— start Material for the task —

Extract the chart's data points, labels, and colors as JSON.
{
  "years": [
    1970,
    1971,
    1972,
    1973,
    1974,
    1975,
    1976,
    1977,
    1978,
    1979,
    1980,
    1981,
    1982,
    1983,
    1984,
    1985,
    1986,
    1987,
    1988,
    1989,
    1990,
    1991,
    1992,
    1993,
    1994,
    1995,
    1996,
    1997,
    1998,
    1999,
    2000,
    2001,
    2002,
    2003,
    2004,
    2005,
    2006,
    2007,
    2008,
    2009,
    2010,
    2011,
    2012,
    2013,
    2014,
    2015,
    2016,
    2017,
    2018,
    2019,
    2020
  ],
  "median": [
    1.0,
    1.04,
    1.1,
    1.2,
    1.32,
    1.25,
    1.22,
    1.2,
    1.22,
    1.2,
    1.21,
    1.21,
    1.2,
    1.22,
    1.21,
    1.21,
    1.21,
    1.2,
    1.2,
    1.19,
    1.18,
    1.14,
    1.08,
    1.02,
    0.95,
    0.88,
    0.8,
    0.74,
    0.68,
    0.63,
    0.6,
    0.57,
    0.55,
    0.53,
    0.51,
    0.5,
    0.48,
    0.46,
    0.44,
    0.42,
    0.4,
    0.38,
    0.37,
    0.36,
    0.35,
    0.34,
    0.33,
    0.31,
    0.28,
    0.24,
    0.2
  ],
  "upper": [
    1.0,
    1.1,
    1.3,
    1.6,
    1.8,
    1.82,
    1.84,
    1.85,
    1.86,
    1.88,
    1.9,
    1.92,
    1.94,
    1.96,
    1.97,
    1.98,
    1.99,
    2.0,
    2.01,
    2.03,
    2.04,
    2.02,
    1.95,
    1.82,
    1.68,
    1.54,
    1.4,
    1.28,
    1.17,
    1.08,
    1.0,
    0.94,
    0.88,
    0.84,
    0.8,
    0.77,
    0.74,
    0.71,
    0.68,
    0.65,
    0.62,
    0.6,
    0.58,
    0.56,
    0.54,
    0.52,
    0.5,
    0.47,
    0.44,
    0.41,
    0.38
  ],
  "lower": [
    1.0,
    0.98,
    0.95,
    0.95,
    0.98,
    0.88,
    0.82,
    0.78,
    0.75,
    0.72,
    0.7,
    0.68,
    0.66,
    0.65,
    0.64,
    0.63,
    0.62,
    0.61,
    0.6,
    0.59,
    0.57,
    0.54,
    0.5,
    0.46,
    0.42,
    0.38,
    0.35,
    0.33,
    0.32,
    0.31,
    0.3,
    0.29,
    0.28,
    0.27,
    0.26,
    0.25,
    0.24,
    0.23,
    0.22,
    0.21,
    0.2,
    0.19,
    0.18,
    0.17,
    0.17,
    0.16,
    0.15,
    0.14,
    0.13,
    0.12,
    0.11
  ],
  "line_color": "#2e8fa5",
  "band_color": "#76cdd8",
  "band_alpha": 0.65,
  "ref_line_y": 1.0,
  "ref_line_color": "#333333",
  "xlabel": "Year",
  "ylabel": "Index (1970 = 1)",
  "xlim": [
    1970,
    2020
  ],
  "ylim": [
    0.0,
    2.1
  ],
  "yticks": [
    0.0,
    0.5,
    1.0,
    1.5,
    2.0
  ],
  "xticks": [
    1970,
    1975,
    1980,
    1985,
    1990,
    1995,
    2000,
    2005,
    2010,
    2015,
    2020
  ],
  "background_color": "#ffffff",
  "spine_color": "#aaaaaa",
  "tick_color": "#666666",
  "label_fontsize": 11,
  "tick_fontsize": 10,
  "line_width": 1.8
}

— end Material for the task —

■ Your objective ■
Write out the full listing, keeping every line exactly as it is.

■ The response ■
Extract the chart's data points, labels, and colors as JSON.
{
  "years": [
    1970,
    1971,
    1972,
    1973,
    1974,
    1975,
    1976,
    1977,
    1978,
    1979,
    1980,
    1981,
    1982,
    1983,
    1984,
    1985,
    1986,
    1987,
    1988,
    1989,
    1990,
    1991,
    1992,
    1993,
    1994,
    1995,
    1996,
    1997,
    1998,
    1999,
    2000,
    2001,
    2002,
    2003,
    2004,
    2005,
    2006,
    2007,
    2008,
    2009,
    2010,
    2011,
    2012,
    2013,
    2014,
    2015,
    2016,
    2017,
    2018,
    2019,
    2020
  ],
  "median": [
    1.0,
    1.04,
    1.1,
    1.2,
    1.32,
    1.25,
    1.22,
    1.2,
    1.22,
    1.2,
    1.21,
    1.21,
    1.2,
    1.22,
    1.21,
    1.21,
    1.21,
    1.2,
    1.2,
    1.19,
    1.18,
    1.14,
    1.08,
    1.02,
    0.95,
    0.88,
    0.8,
    0.74,
    0.68,
    0.63,
    0.6,
    0.57,
    0.55,
    0.53,
    0.51,
    0.5,
    0.48,
    0.46,
    0.44,
    0.42,
    0.4,
    0.38,
    0.37,
    0.36,
    0.35,
    0.34,
    0.33,
    0.31,
    0.28,
    0.24,
    0.2
  ],
  "upper": [
    1.0,
    1.1,
    1.3,
    1.6,
    1.8,
    1.82,
    1.84,
    1.85,
    1.86,
    1.88,
    1.9,
    1.92,
    1.94,
    1.96,
    1.97,
    1.98,
    1.99,
    2.0,
    2.01,
    2.03,
    2.04,
    2.02,
    1.95,
    1.82,
    1.68,
    1.54,
    1.4,
    1.28,
    1.17,
    1.08,
    1.0,
    0.94,
    0.88,
    0.84,
    0.8,
    0.77,
    0.74,
    0.71,
    0.68,
    0.65,
    0.62,
    0.6,
    0.58,
    0.56,
    0.54,
    0.52,
    0.5,
    0.47,
    0.44,
    0.41,
    0.38
  ],
  "lower": [
    1.0,
    0.98,
    0.95,
    0.95,
    0.98,
    0.88,
    0.82,
    0.78,
    0.75,
    0.72,
    0.7,
    0.68,
    0.66,
    0.65,
    0.64,
    0.63,
    0.62,
    0.61,
    0.6,
    0.59,
    0.57,
    0.54,
    0.5,
    0.46,
    0.42,
    0.38,
    0.35,
    0.33,
    0.32,
    0.31,
    0.3,
    0.29,
    0.28,
    0.27,
    0.26,
    0.25,
    0.24,
    0.23,
    0.22,
    0.21,
    0.2,
    0.19,
    0.18,
    0.17,
    0.17,
    0.16,
    0.15,
    0.14,
    0.13,
    0.12,
    0.11
  ],
  "line_color": "#2e8fa5",
  "band_color": "#76cdd8",
  "band_alpha": 0.65,
  "ref_line_y": 1.0,
  "ref_line_color": "#333333",
  "xlabel": "Year",
  "ylabel": "Index (1970 = 1)",
  "xlim": [
    1970,
    2020
  ],
  "ylim": [
    0.0,
    2.1
  ],
  "yticks": [
    0.0,
    0.5,
    1.0,
    1.5,
    2.0
  ],
  "xticks": [
    1970,
    1975,
    1980,
    1985,
    1990,
    1995,
    2000,
    2005,
    2010,
    2015,
    2020
  ],
  "background_color": "#ffffff",
  "spine_color": "#aaaaaa",
  "tick_color": "#666666",
  "label_fontsize": 11,
  "tick_fontsize": 10,
  "line_width": 1.8
}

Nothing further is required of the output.